*DO THIS*:
Images should be left out, and everything else in the listing reproduced exactly.

*ENTRIES SHOWN*:
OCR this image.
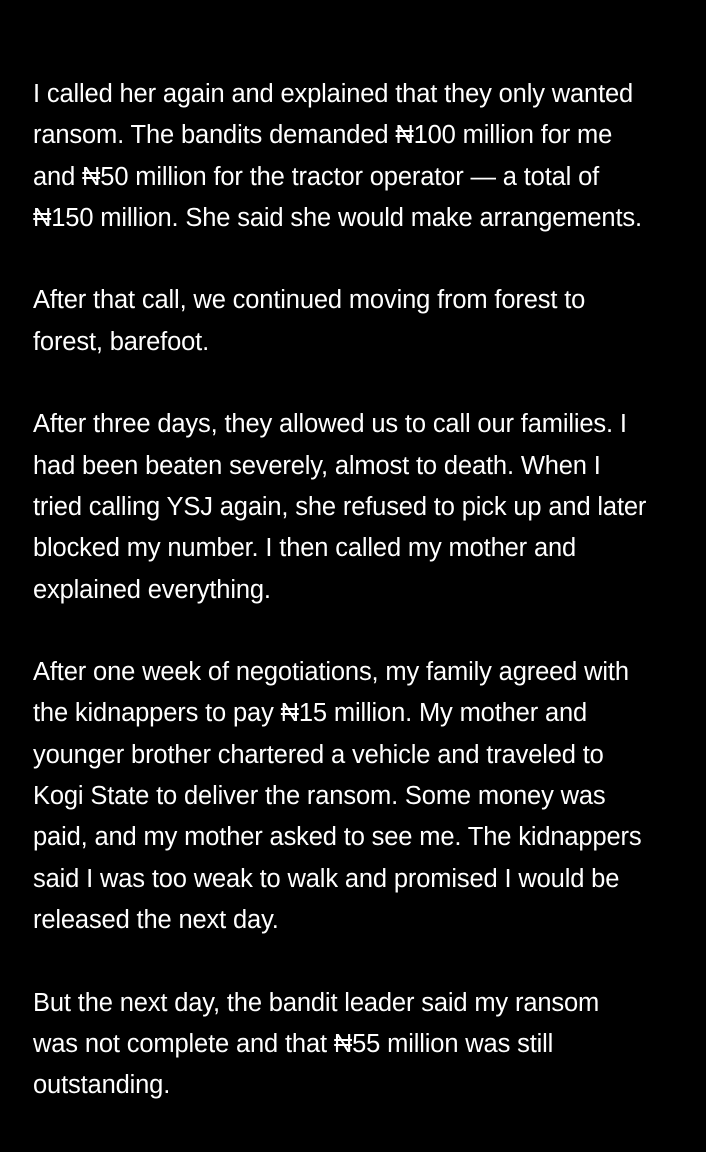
I called her again and explained that they only wanted
ransom. The bandits demanded ₦100 million for me
and ₦50 million for the tractor operator — a total of
₦150 million. She said she would make arrangements.

After that call, we continued moving from forest to
forest, barefoot.

After three days, they allowed us to call our families. I
had been beaten severely, almost to death. When I
tried calling YSJ again, she refused to pick up and later
blocked my number. I then called my mother and
explained everything.

After one week of negotiations, my family agreed with
the kidnappers to pay ₦15 million. My mother and
younger brother chartered a vehicle and traveled to
Kogi State to deliver the ransom. Some money was
paid, and my mother asked to see me. The kidnappers
said I was too weak to walk and promised I would be
released the next day.

But the next day, the bandit leader said my ransom
was not complete and that ₦55 million was still
outstanding.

*RESPONSE*:
OCR this image.
I called her again and explained that they only wanted
ransom. The bandits demanded ₦100 million for me
and ₦50 million for the tractor operator — a total of
₦150 million. She said she would make arrangements.

After that call, we continued moving from forest to
forest, barefoot.

After three days, they allowed us to call our families. I
had been beaten severely, almost to death. When I
tried calling YSJ again, she refused to pick up and later
blocked my number. I then called my mother and
explained everything.

After one week of negotiations, my family agreed with
the kidnappers to pay ₦15 million. My mother and
younger brother chartered a vehicle and traveled to
Kogi State to deliver the ransom. Some money was
paid, and my mother asked to see me. The kidnappers
said I was too weak to walk and promised I would be
released the next day.

But the next day, the bandit leader said my ransom
was not complete and that ₦55 million was still
outstanding.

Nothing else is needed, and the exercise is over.